[Extracts from a graphics dataset]
┄┄┄┄┄┄
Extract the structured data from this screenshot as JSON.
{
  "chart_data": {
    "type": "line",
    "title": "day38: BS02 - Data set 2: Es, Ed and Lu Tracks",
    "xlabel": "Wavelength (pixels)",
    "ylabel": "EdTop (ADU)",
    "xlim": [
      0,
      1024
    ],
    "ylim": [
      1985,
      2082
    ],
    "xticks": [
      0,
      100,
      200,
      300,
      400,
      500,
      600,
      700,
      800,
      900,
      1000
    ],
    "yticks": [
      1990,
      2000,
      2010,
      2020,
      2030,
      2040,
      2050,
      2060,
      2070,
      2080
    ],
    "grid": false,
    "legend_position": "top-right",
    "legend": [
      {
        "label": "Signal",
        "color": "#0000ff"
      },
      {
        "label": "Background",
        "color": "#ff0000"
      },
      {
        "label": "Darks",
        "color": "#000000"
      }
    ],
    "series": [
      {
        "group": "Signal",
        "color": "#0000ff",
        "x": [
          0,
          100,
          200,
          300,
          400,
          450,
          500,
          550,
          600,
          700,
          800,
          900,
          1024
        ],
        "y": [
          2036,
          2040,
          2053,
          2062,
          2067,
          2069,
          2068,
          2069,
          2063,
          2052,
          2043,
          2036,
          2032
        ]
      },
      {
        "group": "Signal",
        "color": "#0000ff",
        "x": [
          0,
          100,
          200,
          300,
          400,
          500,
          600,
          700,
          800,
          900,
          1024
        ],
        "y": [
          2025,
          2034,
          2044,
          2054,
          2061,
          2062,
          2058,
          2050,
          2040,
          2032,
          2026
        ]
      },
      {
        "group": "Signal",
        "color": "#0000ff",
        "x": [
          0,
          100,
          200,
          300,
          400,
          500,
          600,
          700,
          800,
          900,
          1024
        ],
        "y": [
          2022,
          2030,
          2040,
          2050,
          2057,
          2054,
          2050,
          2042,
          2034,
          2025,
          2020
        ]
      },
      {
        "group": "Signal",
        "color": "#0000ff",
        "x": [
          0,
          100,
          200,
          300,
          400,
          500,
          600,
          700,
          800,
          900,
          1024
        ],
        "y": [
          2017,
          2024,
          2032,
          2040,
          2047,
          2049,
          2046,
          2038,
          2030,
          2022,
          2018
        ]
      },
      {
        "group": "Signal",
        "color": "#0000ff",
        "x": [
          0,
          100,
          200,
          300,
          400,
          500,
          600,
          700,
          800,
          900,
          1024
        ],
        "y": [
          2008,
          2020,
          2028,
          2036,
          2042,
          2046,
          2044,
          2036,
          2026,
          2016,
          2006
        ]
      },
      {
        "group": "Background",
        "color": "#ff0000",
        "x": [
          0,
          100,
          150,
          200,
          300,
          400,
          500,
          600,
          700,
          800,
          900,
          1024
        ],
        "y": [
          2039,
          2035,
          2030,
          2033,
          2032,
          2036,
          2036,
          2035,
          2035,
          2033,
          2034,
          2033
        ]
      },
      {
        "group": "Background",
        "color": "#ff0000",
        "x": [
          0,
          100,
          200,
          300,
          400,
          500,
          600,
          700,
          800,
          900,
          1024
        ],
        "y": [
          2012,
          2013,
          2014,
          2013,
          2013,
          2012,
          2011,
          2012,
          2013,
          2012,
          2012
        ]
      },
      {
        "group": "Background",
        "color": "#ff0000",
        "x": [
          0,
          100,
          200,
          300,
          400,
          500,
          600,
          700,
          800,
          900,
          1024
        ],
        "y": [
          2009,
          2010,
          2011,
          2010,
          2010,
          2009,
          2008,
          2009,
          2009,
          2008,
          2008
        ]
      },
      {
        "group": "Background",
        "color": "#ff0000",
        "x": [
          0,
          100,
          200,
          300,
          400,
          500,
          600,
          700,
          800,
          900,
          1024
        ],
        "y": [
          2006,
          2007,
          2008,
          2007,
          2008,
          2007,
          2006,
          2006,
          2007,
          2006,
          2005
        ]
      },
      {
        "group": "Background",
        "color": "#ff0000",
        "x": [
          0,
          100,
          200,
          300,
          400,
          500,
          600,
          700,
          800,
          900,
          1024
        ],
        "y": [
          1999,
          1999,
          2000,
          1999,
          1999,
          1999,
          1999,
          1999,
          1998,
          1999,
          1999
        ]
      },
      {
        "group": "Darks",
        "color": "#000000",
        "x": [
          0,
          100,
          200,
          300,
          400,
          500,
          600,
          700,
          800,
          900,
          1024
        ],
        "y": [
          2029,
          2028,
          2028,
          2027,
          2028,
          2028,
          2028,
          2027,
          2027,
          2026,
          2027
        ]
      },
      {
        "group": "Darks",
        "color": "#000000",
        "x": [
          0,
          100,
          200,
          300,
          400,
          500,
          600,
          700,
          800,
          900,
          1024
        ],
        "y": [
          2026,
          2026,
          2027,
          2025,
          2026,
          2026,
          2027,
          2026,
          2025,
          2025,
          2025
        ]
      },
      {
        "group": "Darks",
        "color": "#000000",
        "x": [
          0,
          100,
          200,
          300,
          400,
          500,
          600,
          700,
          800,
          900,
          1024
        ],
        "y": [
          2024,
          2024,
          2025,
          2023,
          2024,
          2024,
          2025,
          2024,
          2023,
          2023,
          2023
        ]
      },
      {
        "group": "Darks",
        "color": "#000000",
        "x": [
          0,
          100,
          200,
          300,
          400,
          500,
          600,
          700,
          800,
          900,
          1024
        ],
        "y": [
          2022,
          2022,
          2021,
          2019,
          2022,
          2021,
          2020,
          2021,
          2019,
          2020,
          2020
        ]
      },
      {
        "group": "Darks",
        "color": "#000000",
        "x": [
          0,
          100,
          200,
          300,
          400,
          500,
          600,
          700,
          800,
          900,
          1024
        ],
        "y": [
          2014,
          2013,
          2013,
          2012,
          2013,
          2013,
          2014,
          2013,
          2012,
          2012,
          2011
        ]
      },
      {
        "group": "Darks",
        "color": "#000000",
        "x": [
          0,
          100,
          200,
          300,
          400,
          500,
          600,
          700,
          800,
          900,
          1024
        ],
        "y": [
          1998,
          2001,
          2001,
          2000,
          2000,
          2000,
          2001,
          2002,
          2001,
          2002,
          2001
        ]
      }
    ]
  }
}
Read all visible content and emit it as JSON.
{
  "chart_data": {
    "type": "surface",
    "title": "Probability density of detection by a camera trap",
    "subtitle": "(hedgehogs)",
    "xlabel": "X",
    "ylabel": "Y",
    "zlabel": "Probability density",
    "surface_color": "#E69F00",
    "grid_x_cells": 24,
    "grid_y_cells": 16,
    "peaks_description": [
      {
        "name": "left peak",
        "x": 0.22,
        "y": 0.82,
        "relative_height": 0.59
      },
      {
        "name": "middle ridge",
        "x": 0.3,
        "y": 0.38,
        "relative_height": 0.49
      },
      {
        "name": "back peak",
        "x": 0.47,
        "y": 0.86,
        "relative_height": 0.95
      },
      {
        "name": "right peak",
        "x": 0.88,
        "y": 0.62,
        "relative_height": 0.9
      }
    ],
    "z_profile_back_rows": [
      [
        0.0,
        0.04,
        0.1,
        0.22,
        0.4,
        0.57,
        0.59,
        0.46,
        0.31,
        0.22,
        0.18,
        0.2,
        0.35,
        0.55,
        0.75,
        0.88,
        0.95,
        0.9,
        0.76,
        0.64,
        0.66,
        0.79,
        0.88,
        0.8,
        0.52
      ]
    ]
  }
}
┄┄┄┄┄┄
For this exercise, please retype exactly the lines in the listing from the line with "Read all visible content and emit it as JSON." through its last line, both ends included.

*TASK RESPONSE*.
Read all visible content and emit it as JSON.
{
  "chart_data": {
    "type": "surface",
    "title": "Probability density of detection by a camera trap",
    "subtitle": "(hedgehogs)",
    "xlabel": "X",
    "ylabel": "Y",
    "zlabel": "Probability density",
    "surface_color": "#E69F00",
    "grid_x_cells": 24,
    "grid_y_cells": 16,
    "peaks_description": [
      {
        "name": "left peak",
        "x": 0.22,
        "y": 0.82,
        "relative_height": 0.59
      },
      {
        "name": "middle ridge",
        "x": 0.3,
        "y": 0.38,
        "relative_height": 0.49
      },
      {
        "name": "back peak",
        "x": 0.47,
        "y": 0.86,
        "relative_height": 0.95
      },
      {
        "name": "right peak",
        "x": 0.88,
        "y": 0.62,
        "relative_height": 0.9
      }
    ],
    "z_profile_back_rows": [
      [
        0.0,
        0.04,
        0.1,
        0.22,
        0.4,
        0.57,
        0.59,
        0.46,
        0.31,
        0.22,
        0.18,
        0.2,
        0.35,
        0.55,
        0.75,
        0.88,
        0.95,
        0.9,
        0.76,
        0.64,
        0.66,
        0.79,
        0.88,
        0.8,
        0.52
      ]
    ]
  }
}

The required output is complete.